REQUIREMENT: Copy every line of the data in which the word "gastric" occurs.

Records drawn from a dataset:

========

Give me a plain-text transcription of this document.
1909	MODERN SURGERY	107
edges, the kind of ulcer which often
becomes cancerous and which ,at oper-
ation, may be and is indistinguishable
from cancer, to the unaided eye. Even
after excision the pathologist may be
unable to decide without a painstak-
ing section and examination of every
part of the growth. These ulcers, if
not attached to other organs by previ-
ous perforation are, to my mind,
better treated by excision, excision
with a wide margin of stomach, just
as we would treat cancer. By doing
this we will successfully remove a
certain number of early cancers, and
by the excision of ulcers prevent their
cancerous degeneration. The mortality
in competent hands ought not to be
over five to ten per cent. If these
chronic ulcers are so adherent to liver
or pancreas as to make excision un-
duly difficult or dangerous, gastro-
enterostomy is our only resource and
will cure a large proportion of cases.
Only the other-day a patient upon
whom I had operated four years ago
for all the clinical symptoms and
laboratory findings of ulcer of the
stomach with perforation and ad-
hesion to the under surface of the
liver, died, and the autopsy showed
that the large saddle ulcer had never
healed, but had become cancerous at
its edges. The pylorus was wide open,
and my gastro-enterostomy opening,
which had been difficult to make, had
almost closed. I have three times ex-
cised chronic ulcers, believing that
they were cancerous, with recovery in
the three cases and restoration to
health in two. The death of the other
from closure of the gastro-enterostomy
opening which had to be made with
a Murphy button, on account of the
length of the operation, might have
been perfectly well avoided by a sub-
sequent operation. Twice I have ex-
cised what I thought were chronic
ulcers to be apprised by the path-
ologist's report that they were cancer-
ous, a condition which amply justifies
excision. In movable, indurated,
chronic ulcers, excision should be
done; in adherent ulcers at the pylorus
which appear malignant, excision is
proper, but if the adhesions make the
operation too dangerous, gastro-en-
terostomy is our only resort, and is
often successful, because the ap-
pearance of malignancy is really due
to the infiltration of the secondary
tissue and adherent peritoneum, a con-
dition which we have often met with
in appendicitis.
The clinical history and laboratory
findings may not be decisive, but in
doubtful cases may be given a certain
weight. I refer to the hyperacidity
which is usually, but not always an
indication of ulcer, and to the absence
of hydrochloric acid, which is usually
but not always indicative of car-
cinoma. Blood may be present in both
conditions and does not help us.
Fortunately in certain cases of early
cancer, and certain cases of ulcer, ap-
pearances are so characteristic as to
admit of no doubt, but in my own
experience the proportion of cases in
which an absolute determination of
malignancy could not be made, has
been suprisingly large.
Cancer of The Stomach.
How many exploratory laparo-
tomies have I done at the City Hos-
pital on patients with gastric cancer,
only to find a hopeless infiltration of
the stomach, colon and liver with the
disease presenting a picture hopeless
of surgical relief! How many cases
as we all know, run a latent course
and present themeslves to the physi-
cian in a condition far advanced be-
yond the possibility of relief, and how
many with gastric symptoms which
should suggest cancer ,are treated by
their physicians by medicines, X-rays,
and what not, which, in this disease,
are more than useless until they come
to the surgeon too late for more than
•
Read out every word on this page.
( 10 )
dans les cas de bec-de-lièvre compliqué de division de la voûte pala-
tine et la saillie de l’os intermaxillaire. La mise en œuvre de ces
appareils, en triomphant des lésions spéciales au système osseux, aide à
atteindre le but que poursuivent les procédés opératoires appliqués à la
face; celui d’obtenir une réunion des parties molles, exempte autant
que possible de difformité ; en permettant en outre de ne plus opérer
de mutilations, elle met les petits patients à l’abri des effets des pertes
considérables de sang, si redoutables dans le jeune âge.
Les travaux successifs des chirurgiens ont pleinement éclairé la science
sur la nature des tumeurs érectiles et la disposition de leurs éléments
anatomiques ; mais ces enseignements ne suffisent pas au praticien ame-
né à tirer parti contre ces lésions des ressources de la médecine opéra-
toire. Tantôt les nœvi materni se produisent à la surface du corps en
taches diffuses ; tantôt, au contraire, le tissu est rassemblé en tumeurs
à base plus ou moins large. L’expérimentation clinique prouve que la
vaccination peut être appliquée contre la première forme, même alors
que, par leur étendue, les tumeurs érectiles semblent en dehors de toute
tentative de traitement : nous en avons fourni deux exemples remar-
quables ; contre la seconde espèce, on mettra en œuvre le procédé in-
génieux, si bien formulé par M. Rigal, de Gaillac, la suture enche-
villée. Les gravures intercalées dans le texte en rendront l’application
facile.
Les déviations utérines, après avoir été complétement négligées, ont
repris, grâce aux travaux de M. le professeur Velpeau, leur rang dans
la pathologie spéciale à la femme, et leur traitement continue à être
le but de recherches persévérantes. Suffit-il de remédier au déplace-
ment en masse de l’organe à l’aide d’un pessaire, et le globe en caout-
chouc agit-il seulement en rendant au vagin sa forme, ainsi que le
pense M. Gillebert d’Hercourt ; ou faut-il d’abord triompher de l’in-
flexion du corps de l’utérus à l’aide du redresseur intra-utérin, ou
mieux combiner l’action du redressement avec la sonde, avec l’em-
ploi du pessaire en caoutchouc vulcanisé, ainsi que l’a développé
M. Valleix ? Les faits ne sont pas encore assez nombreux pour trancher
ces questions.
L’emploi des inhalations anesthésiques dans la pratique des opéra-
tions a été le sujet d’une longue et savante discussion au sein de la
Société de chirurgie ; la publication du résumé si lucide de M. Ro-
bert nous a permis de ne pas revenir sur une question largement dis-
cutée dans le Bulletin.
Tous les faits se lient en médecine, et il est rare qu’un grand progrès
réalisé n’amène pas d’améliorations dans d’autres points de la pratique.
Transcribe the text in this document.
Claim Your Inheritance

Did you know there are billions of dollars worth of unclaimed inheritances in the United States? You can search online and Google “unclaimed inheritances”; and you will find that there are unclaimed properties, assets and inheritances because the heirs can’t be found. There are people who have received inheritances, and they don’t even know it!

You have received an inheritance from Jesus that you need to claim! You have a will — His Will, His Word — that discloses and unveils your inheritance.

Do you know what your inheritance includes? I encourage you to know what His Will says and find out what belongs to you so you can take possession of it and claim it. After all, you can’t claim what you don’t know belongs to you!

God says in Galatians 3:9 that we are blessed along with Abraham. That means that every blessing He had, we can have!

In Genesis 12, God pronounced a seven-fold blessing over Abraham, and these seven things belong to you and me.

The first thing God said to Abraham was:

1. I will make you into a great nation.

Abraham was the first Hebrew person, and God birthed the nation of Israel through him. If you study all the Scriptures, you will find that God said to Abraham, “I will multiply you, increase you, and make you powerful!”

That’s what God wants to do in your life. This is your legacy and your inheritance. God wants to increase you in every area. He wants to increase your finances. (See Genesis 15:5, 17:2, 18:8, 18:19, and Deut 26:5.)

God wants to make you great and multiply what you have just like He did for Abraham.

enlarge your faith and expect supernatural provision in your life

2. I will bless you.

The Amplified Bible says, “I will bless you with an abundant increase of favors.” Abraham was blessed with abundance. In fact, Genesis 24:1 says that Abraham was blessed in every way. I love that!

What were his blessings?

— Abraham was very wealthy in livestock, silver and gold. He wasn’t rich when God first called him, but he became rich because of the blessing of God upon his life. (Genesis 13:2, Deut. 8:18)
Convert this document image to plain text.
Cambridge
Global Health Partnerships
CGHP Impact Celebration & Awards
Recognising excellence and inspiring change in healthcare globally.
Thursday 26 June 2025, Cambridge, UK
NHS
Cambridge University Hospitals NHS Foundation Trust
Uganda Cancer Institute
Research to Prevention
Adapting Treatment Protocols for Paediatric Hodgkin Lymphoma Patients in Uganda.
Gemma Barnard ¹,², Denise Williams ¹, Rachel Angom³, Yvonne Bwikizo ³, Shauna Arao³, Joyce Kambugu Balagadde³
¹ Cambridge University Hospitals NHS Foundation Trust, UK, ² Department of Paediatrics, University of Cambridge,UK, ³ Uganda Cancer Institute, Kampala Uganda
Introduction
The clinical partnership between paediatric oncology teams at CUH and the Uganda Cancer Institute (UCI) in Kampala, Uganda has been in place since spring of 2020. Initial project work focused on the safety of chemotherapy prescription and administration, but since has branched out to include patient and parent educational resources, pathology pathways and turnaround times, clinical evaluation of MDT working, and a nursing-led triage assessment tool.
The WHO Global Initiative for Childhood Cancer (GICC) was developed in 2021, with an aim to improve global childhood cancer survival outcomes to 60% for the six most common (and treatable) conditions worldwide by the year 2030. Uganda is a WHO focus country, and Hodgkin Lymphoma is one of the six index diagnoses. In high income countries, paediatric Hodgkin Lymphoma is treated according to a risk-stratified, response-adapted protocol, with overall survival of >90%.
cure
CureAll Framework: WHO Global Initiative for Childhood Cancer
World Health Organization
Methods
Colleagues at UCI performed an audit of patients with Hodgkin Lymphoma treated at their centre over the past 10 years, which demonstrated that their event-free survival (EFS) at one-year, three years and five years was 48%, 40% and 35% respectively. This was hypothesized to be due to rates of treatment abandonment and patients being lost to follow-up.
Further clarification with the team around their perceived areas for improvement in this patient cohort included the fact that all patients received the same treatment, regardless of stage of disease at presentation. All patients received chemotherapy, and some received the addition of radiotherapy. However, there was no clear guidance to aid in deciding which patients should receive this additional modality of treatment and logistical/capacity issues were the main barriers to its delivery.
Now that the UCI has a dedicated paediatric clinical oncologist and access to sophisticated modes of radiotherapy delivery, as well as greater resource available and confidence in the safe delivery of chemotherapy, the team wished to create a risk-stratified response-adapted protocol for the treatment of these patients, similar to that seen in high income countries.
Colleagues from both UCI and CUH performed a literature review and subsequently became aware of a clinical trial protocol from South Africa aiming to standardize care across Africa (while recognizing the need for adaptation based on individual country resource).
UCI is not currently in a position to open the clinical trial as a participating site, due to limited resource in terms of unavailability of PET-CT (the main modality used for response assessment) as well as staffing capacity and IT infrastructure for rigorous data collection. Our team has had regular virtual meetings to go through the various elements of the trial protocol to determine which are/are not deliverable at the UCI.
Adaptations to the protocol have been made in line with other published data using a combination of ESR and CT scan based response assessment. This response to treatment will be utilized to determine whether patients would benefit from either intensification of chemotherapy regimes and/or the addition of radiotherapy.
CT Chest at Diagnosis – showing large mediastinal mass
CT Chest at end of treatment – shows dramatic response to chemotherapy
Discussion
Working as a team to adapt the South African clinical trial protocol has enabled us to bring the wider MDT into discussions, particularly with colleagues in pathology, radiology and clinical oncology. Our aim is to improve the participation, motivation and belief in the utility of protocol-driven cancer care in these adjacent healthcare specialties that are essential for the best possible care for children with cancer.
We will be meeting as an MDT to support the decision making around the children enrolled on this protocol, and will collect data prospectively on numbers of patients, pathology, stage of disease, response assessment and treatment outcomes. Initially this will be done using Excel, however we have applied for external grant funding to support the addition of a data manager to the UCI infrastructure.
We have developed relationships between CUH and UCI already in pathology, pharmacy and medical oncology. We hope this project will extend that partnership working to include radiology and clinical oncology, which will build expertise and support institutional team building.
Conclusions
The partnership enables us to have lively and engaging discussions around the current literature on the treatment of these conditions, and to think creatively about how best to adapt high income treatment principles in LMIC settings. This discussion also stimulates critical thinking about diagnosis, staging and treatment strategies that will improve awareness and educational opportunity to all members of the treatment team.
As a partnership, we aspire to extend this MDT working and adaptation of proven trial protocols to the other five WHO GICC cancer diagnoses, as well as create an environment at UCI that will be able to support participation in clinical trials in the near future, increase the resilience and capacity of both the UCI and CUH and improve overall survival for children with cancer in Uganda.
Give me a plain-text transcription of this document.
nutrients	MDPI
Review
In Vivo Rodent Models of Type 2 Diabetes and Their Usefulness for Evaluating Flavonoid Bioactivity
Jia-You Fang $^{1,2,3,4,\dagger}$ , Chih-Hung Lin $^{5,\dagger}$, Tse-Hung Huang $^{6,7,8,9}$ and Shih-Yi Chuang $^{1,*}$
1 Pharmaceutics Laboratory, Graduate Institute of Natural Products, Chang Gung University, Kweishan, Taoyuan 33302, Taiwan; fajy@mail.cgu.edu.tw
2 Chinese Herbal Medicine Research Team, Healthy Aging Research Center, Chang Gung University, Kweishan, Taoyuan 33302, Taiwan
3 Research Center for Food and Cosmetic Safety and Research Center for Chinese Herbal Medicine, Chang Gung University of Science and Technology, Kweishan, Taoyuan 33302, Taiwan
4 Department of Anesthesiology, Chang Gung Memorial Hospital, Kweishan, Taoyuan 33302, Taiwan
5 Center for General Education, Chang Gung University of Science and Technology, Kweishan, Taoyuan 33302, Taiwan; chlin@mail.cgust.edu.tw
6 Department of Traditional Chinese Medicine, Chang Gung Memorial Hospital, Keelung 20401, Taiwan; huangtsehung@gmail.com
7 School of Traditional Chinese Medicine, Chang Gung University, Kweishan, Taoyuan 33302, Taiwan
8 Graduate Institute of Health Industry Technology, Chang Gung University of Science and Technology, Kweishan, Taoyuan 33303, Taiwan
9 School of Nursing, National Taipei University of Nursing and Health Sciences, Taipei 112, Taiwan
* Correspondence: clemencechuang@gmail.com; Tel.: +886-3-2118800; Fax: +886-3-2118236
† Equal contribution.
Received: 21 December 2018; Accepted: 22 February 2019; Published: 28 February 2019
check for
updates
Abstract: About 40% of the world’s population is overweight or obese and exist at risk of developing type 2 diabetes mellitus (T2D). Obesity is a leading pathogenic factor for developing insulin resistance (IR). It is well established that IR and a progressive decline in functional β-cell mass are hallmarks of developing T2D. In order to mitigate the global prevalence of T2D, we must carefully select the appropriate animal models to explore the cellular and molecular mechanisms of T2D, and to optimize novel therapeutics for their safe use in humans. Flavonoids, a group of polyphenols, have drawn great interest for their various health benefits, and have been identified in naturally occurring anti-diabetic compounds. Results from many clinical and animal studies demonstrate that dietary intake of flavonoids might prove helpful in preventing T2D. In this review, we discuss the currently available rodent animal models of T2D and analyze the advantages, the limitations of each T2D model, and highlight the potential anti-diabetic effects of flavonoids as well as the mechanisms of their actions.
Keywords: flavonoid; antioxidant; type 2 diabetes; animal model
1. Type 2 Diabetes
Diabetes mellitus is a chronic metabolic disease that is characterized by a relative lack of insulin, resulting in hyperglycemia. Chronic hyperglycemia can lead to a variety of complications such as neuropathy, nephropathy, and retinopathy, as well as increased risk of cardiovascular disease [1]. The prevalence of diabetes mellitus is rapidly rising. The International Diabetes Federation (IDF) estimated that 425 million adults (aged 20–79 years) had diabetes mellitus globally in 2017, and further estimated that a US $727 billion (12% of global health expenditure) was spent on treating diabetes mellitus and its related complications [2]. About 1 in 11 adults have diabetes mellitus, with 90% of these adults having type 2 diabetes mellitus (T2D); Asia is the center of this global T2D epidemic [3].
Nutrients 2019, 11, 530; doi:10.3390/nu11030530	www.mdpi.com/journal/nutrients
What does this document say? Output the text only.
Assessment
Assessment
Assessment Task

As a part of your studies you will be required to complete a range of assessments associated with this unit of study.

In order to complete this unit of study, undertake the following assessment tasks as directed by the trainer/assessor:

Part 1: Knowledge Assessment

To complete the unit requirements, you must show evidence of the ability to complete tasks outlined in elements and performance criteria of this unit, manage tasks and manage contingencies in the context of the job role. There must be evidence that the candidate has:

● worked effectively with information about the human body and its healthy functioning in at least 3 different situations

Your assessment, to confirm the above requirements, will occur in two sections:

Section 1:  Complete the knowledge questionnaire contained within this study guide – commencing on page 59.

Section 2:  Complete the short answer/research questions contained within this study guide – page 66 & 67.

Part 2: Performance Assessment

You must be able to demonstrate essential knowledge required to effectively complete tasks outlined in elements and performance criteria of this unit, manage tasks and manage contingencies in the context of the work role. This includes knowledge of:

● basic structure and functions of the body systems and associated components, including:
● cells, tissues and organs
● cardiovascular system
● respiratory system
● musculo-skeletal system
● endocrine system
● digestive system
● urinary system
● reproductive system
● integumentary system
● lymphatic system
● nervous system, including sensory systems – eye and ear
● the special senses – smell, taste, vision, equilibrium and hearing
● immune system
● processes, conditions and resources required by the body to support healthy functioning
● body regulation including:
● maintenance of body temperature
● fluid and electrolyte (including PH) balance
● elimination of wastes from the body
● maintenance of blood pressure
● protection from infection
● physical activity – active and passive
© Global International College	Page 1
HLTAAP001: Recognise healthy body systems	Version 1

========

EXERCISE ANSWER:
pital on patients with gastric cancer,
many with gastric symptoms which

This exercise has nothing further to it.